== DATA PROVIDED

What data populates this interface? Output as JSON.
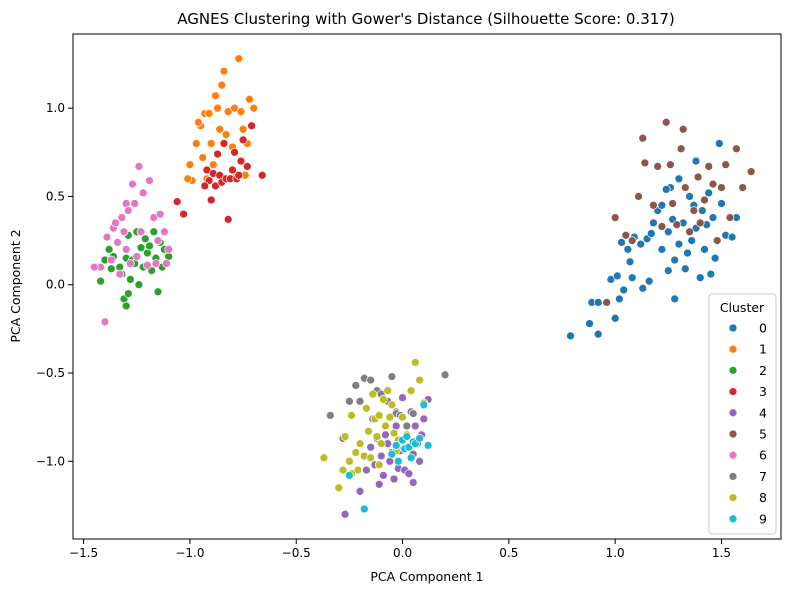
{
  "chart_data": {
    "type": "scatter",
    "title": "AGNES Clustering with Gower's Distance (Silhouette Score: 0.317)",
    "xlabel": "PCA Component 1",
    "ylabel": "PCA Component 2",
    "xlim": [
      -1.55,
      1.78
    ],
    "ylim": [
      -1.44,
      1.42
    ],
    "xticks": [
      -1.5,
      -1.0,
      -0.5,
      0.0,
      0.5,
      1.0,
      1.5
    ],
    "xtick_labels": [
      "−1.5",
      "−1.0",
      "−0.5",
      "0.0",
      "0.5",
      "1.0",
      "1.5"
    ],
    "yticks": [
      1.0,
      0.5,
      0.0,
      -0.5,
      -1.0
    ],
    "ytick_labels": [
      "1.0",
      "0.5",
      "0.0",
      "−0.5",
      "−1.0"
    ],
    "grid": false,
    "legend": {
      "title": "Cluster",
      "position": "lower-right"
    },
    "series": [
      {
        "name": "0",
        "color": "#1f77b4",
        "points": [
          [
            0.79,
            -0.29
          ],
          [
            0.88,
            -0.22
          ],
          [
            0.89,
            -0.1
          ],
          [
            0.92,
            -0.28
          ],
          [
            0.92,
            -0.1
          ],
          [
            0.98,
            0.03
          ],
          [
            1.0,
            -0.19
          ],
          [
            1.01,
            0.05
          ],
          [
            1.02,
            -0.08
          ],
          [
            1.03,
            0.24
          ],
          [
            1.04,
            -0.03
          ],
          [
            1.06,
            0.2
          ],
          [
            1.07,
            0.13
          ],
          [
            1.08,
            0.04
          ],
          [
            1.09,
            0.27
          ],
          [
            1.12,
            0.23
          ],
          [
            1.13,
            -0.02
          ],
          [
            1.15,
            0.26
          ],
          [
            1.17,
            0.29
          ],
          [
            1.18,
            0.35
          ],
          [
            1.2,
            0.42
          ],
          [
            1.22,
            0.2
          ],
          [
            1.22,
            0.45
          ],
          [
            1.25,
            0.08
          ],
          [
            1.25,
            0.3
          ],
          [
            1.26,
            0.55
          ],
          [
            1.27,
            0.37
          ],
          [
            1.28,
            -0.08
          ],
          [
            1.28,
            0.14
          ],
          [
            1.3,
            0.23
          ],
          [
            1.32,
            0.35
          ],
          [
            1.33,
            0.09
          ],
          [
            1.35,
            0.5
          ],
          [
            1.36,
            0.25
          ],
          [
            1.37,
            0.45
          ],
          [
            1.38,
            0.7
          ],
          [
            1.38,
            0.32
          ],
          [
            1.4,
            0.04
          ],
          [
            1.41,
            0.42
          ],
          [
            1.42,
            0.2
          ],
          [
            1.43,
            0.34
          ],
          [
            1.45,
            0.06
          ],
          [
            1.46,
            0.38
          ],
          [
            1.47,
            0.15
          ],
          [
            1.49,
            0.8
          ],
          [
            1.5,
            0.46
          ],
          [
            1.52,
            0.28
          ],
          [
            1.55,
            0.27
          ],
          [
            1.57,
            0.38
          ],
          [
            1.3,
            0.6
          ],
          [
            1.34,
            0.18
          ],
          [
            1.44,
            0.52
          ],
          [
            1.16,
            0.02
          ],
          [
            1.24,
            0.54
          ]
        ]
      },
      {
        "name": "1",
        "color": "#ff7f0e",
        "points": [
          [
            -1.0,
            0.68
          ],
          [
            -0.99,
            0.59
          ],
          [
            -0.97,
            0.8
          ],
          [
            -0.95,
            0.9
          ],
          [
            -0.94,
            0.72
          ],
          [
            -0.93,
            0.97
          ],
          [
            -0.92,
            0.6
          ],
          [
            -0.91,
            0.97
          ],
          [
            -0.9,
            0.8
          ],
          [
            -0.89,
            0.68
          ],
          [
            -0.88,
            1.07
          ],
          [
            -0.87,
            1.0
          ],
          [
            -0.86,
            0.88
          ],
          [
            -0.85,
            1.13
          ],
          [
            -0.84,
            1.21
          ],
          [
            -0.83,
            0.85
          ],
          [
            -0.82,
            0.98
          ],
          [
            -0.81,
            0.6
          ],
          [
            -0.8,
            0.78
          ],
          [
            -0.79,
            1.0
          ],
          [
            -0.78,
            0.62
          ],
          [
            -0.77,
            1.28
          ],
          [
            -0.76,
            0.98
          ],
          [
            -0.75,
            0.88
          ],
          [
            -0.74,
            0.62
          ],
          [
            -0.73,
            0.8
          ],
          [
            -0.72,
            1.05
          ],
          [
            -0.7,
            1.0
          ],
          [
            -0.96,
            0.92
          ],
          [
            -1.01,
            0.6
          ]
        ]
      },
      {
        "name": "2",
        "color": "#2ca02c",
        "points": [
          [
            -1.42,
            0.02
          ],
          [
            -1.4,
            0.14
          ],
          [
            -1.38,
            0.2
          ],
          [
            -1.37,
            0.09
          ],
          [
            -1.36,
            0.16
          ],
          [
            -1.34,
            0.24
          ],
          [
            -1.33,
            0.1
          ],
          [
            -1.32,
            0.06
          ],
          [
            -1.31,
            -0.08
          ],
          [
            -1.3,
            0.15
          ],
          [
            -1.3,
            -0.12
          ],
          [
            -1.29,
            0.28
          ],
          [
            -1.28,
            0.03
          ],
          [
            -1.27,
            0.14
          ],
          [
            -1.25,
            0.3
          ],
          [
            -1.24,
            0.0
          ],
          [
            -1.23,
            0.21
          ],
          [
            -1.22,
            0.1
          ],
          [
            -1.21,
            0.26
          ],
          [
            -1.2,
            0.18
          ],
          [
            -1.19,
            0.22
          ],
          [
            -1.18,
            0.08
          ],
          [
            -1.17,
            0.3
          ],
          [
            -1.16,
            0.15
          ],
          [
            -1.15,
            -0.04
          ],
          [
            -1.14,
            0.24
          ],
          [
            -1.13,
            0.1
          ],
          [
            -1.12,
            0.2
          ],
          [
            -1.1,
            0.16
          ],
          [
            -1.29,
            -0.05
          ],
          [
            -1.26,
            0.12
          ]
        ]
      },
      {
        "name": "3",
        "color": "#d62728",
        "points": [
          [
            -1.06,
            0.47
          ],
          [
            -1.03,
            0.4
          ],
          [
            -0.92,
            0.65
          ],
          [
            -0.91,
            0.59
          ],
          [
            -0.9,
            0.48
          ],
          [
            -0.89,
            0.63
          ],
          [
            -0.88,
            0.56
          ],
          [
            -0.87,
            0.74
          ],
          [
            -0.86,
            0.62
          ],
          [
            -0.85,
            0.58
          ],
          [
            -0.84,
            0.8
          ],
          [
            -0.83,
            0.6
          ],
          [
            -0.82,
            0.37
          ],
          [
            -0.81,
            0.6
          ],
          [
            -0.8,
            0.65
          ],
          [
            -0.79,
            0.75
          ],
          [
            -0.78,
            0.6
          ],
          [
            -0.76,
            0.7
          ],
          [
            -0.75,
            0.82
          ],
          [
            -0.73,
            0.67
          ],
          [
            -0.71,
            0.9
          ],
          [
            -0.66,
            0.62
          ],
          [
            -0.93,
            0.56
          ],
          [
            -0.77,
            0.62
          ]
        ]
      },
      {
        "name": "4",
        "color": "#9467bd",
        "points": [
          [
            -0.27,
            -1.3
          ],
          [
            -0.2,
            -1.17
          ],
          [
            -0.17,
            -1.05
          ],
          [
            -0.15,
            -0.92
          ],
          [
            -0.13,
            -1.02
          ],
          [
            -0.12,
            -0.87
          ],
          [
            -0.11,
            -1.13
          ],
          [
            -0.1,
            -0.97
          ],
          [
            -0.09,
            -1.08
          ],
          [
            -0.08,
            -0.85
          ],
          [
            -0.07,
            -0.9
          ],
          [
            -0.06,
            -1.0
          ],
          [
            -0.05,
            -0.95
          ],
          [
            -0.04,
            -1.1
          ],
          [
            -0.03,
            -0.8
          ],
          [
            -0.02,
            -1.04
          ],
          [
            -0.01,
            -0.94
          ],
          [
            0.0,
            -0.64
          ],
          [
            0.01,
            -1.05
          ],
          [
            0.02,
            -0.86
          ],
          [
            0.03,
            -1.07
          ],
          [
            0.04,
            -0.72
          ],
          [
            0.05,
            -0.96
          ],
          [
            0.06,
            -0.8
          ],
          [
            0.07,
            -0.9
          ],
          [
            0.08,
            -1.0
          ],
          [
            0.09,
            -0.85
          ],
          [
            0.1,
            -0.76
          ],
          [
            0.12,
            -0.65
          ],
          [
            -0.14,
            -0.76
          ],
          [
            -0.03,
            -0.72
          ],
          [
            0.05,
            -1.12
          ]
        ]
      },
      {
        "name": "5",
        "color": "#8c564b",
        "points": [
          [
            0.96,
            -0.1
          ],
          [
            1.0,
            0.38
          ],
          [
            1.08,
            0.25
          ],
          [
            1.11,
            0.5
          ],
          [
            1.13,
            0.83
          ],
          [
            1.14,
            0.69
          ],
          [
            1.18,
            0.45
          ],
          [
            1.2,
            0.67
          ],
          [
            1.22,
            0.33
          ],
          [
            1.24,
            0.92
          ],
          [
            1.26,
            0.68
          ],
          [
            1.27,
            0.46
          ],
          [
            1.29,
            0.34
          ],
          [
            1.31,
            0.77
          ],
          [
            1.32,
            0.88
          ],
          [
            1.33,
            0.55
          ],
          [
            1.35,
            0.3
          ],
          [
            1.37,
            0.42
          ],
          [
            1.39,
            0.61
          ],
          [
            1.4,
            0.35
          ],
          [
            1.42,
            0.48
          ],
          [
            1.44,
            0.67
          ],
          [
            1.46,
            0.57
          ],
          [
            1.48,
            0.25
          ],
          [
            1.5,
            0.55
          ],
          [
            1.52,
            0.68
          ],
          [
            1.54,
            0.38
          ],
          [
            1.57,
            0.77
          ],
          [
            1.6,
            0.55
          ],
          [
            1.64,
            0.64
          ],
          [
            1.05,
            0.28
          ]
        ]
      },
      {
        "name": "6",
        "color": "#e377c2",
        "points": [
          [
            -1.42,
            0.1
          ],
          [
            -1.4,
            -0.21
          ],
          [
            -1.39,
            0.27
          ],
          [
            -1.37,
            0.14
          ],
          [
            -1.36,
            0.32
          ],
          [
            -1.35,
            0.35
          ],
          [
            -1.34,
            0.24
          ],
          [
            -1.33,
            0.06
          ],
          [
            -1.32,
            0.38
          ],
          [
            -1.31,
            0.3
          ],
          [
            -1.3,
            0.46
          ],
          [
            -1.29,
            0.42
          ],
          [
            -1.28,
            0.12
          ],
          [
            -1.27,
            0.57
          ],
          [
            -1.26,
            0.46
          ],
          [
            -1.25,
            0.16
          ],
          [
            -1.24,
            0.67
          ],
          [
            -1.23,
            0.3
          ],
          [
            -1.22,
            0.52
          ],
          [
            -1.2,
            0.11
          ],
          [
            -1.19,
            0.59
          ],
          [
            -1.17,
            0.38
          ],
          [
            -1.16,
            0.12
          ],
          [
            -1.15,
            0.25
          ],
          [
            -1.14,
            0.4
          ],
          [
            -1.12,
            0.3
          ],
          [
            -1.11,
            0.12
          ],
          [
            -1.1,
            0.2
          ],
          [
            -1.45,
            0.1
          ],
          [
            -1.3,
            0.2
          ]
        ]
      },
      {
        "name": "7",
        "color": "#7f7f7f",
        "points": [
          [
            -0.34,
            -0.74
          ],
          [
            -0.28,
            -0.87
          ],
          [
            -0.25,
            -0.66
          ],
          [
            -0.22,
            -0.57
          ],
          [
            -0.2,
            -0.66
          ],
          [
            -0.18,
            -0.53
          ],
          [
            -0.15,
            -0.54
          ],
          [
            -0.12,
            -0.6
          ],
          [
            -0.1,
            -0.62
          ],
          [
            -0.07,
            -0.66
          ],
          [
            -0.05,
            -0.52
          ],
          [
            -0.03,
            -0.73
          ],
          [
            -0.01,
            -0.74
          ],
          [
            0.02,
            -0.8
          ],
          [
            0.05,
            -0.73
          ],
          [
            0.2,
            -0.51
          ],
          [
            -0.07,
            -0.6
          ]
        ]
      },
      {
        "name": "8",
        "color": "#bcbd22",
        "points": [
          [
            -0.37,
            -0.98
          ],
          [
            -0.3,
            -1.15
          ],
          [
            -0.28,
            -1.05
          ],
          [
            -0.27,
            -0.86
          ],
          [
            -0.25,
            -1.0
          ],
          [
            -0.24,
            -0.74
          ],
          [
            -0.22,
            -0.95
          ],
          [
            -0.21,
            -1.05
          ],
          [
            -0.2,
            -0.9
          ],
          [
            -0.18,
            -0.97
          ],
          [
            -0.17,
            -0.7
          ],
          [
            -0.16,
            -0.83
          ],
          [
            -0.15,
            -0.98
          ],
          [
            -0.14,
            -0.62
          ],
          [
            -0.13,
            -0.76
          ],
          [
            -0.12,
            -0.86
          ],
          [
            -0.11,
            -0.74
          ],
          [
            -0.1,
            -0.9
          ],
          [
            -0.09,
            -0.65
          ],
          [
            -0.08,
            -0.8
          ],
          [
            -0.07,
            -0.6
          ],
          [
            -0.06,
            -0.75
          ],
          [
            -0.05,
            -0.68
          ],
          [
            -0.04,
            -0.84
          ],
          [
            -0.03,
            -0.94
          ],
          [
            -0.02,
            -0.88
          ],
          [
            0.0,
            -0.75
          ],
          [
            0.02,
            -0.85
          ],
          [
            0.04,
            -0.6
          ],
          [
            0.06,
            -0.44
          ],
          [
            0.08,
            -0.54
          ],
          [
            0.1,
            -0.67
          ],
          [
            -0.24,
            -1.07
          ],
          [
            -0.11,
            -1.02
          ]
        ]
      },
      {
        "name": "9",
        "color": "#17becf",
        "points": [
          [
            -0.25,
            -1.08
          ],
          [
            -0.18,
            -1.27
          ],
          [
            -0.05,
            -0.96
          ],
          [
            -0.03,
            -0.91
          ],
          [
            -0.02,
            -1.0
          ],
          [
            0.0,
            -0.88
          ],
          [
            0.01,
            -0.93
          ],
          [
            0.02,
            -0.86
          ],
          [
            0.03,
            -0.92
          ],
          [
            0.04,
            -0.98
          ],
          [
            0.05,
            -0.89
          ],
          [
            0.06,
            -0.9
          ],
          [
            0.08,
            -0.87
          ],
          [
            0.1,
            -0.68
          ],
          [
            0.12,
            -0.91
          ]
        ]
      }
    ]
  }
}
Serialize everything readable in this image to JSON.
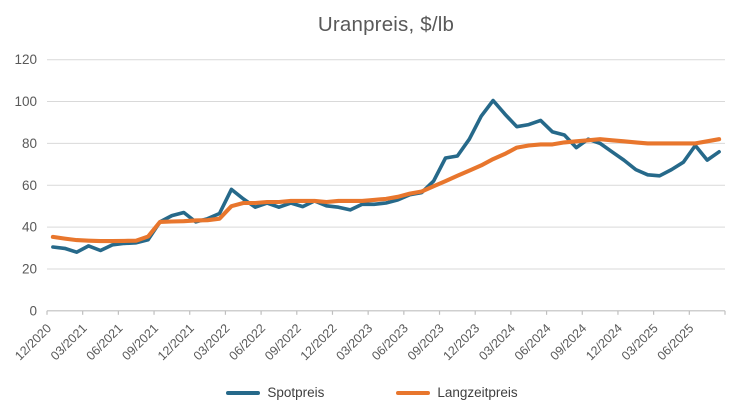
{
  "title": "Uranpreis, $/lb",
  "chart_data": {
    "type": "line",
    "title": "Uranpreis, $/lb",
    "categories": [
      "12/2020",
      "01/2021",
      "02/2021",
      "03/2021",
      "04/2021",
      "05/2021",
      "06/2021",
      "07/2021",
      "08/2021",
      "09/2021",
      "10/2021",
      "11/2021",
      "12/2021",
      "01/2022",
      "02/2022",
      "03/2022",
      "04/2022",
      "05/2022",
      "06/2022",
      "07/2022",
      "08/2022",
      "09/2022",
      "10/2022",
      "11/2022",
      "12/2022",
      "01/2023",
      "02/2023",
      "03/2023",
      "04/2023",
      "05/2023",
      "06/2023",
      "07/2023",
      "08/2023",
      "09/2023",
      "10/2023",
      "11/2023",
      "12/2023",
      "01/2024",
      "02/2024",
      "03/2024",
      "04/2024",
      "05/2024",
      "06/2024",
      "07/2024",
      "08/2024",
      "09/2024",
      "10/2024",
      "11/2024",
      "12/2024",
      "01/2025",
      "02/2025",
      "03/2025",
      "04/2025",
      "05/2025",
      "06/2025",
      "07/2025",
      "08/2025"
    ],
    "x_tick_labels": [
      "12/2020",
      "03/2021",
      "06/2021",
      "09/2021",
      "12/2021",
      "03/2022",
      "06/2022",
      "09/2022",
      "12/2022",
      "03/2023",
      "06/2023",
      "09/2023",
      "12/2023",
      "03/2024",
      "06/2024",
      "09/2024",
      "12/2024",
      "03/2025",
      "06/2025"
    ],
    "x_tick_every": 3,
    "series": [
      {
        "name": "Spotpreis",
        "color": "#26698A",
        "values": [
          30.5,
          29.8,
          28,
          31,
          28.8,
          31.5,
          32.2,
          32.5,
          34,
          42.5,
          45.5,
          47,
          42.5,
          44,
          46.5,
          58,
          53.5,
          49.5,
          51.5,
          49.5,
          51.5,
          49.8,
          52.5,
          50.2,
          49.5,
          48.2,
          50.9,
          50.9,
          51.5,
          53,
          55.5,
          56.5,
          62,
          73,
          74,
          82,
          93,
          100.5,
          94,
          88,
          89,
          91,
          85.5,
          84,
          78,
          82,
          80,
          76,
          72,
          67.5,
          65,
          64.5,
          67.5,
          71,
          79,
          72,
          76
        ]
      },
      {
        "name": "Langzeitpreis",
        "color": "#E8762D",
        "values": [
          35.3,
          34.5,
          33.8,
          33.5,
          33.3,
          33.3,
          33.4,
          33.5,
          35.5,
          42.5,
          42.7,
          42.8,
          43.2,
          43.3,
          44,
          50,
          51.5,
          51.5,
          52,
          52,
          52.5,
          52.5,
          52.5,
          52,
          52.5,
          52.5,
          52.5,
          53,
          53.5,
          54.5,
          56,
          57,
          59.5,
          62,
          64.5,
          67,
          69.5,
          72.5,
          75,
          78,
          79,
          79.5,
          79.5,
          80.5,
          81,
          81.5,
          82,
          81.5,
          81,
          80.5,
          80,
          80,
          80,
          80,
          80,
          81,
          82
        ]
      }
    ],
    "ylim": [
      0,
      120
    ],
    "y_tick_step": 20,
    "y_tick_labels": [
      "0",
      "20",
      "40",
      "60",
      "80",
      "100",
      "120"
    ],
    "grid": "horizontal",
    "legend_position": "bottom"
  },
  "style_colors": {
    "title_text": "#595959",
    "axis_text": "#595959",
    "legend_text": "#404040",
    "gridline": "#D9D9D9",
    "axis_line": "#BFBFBF"
  }
}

====

:: EXERCISE ::
Find the lines containing "Uranpreis" and pull them out.

:: THE REPLY ::
  "title": "Uranpreis, $/lb",
    "title": "Uranpreis, $/lb",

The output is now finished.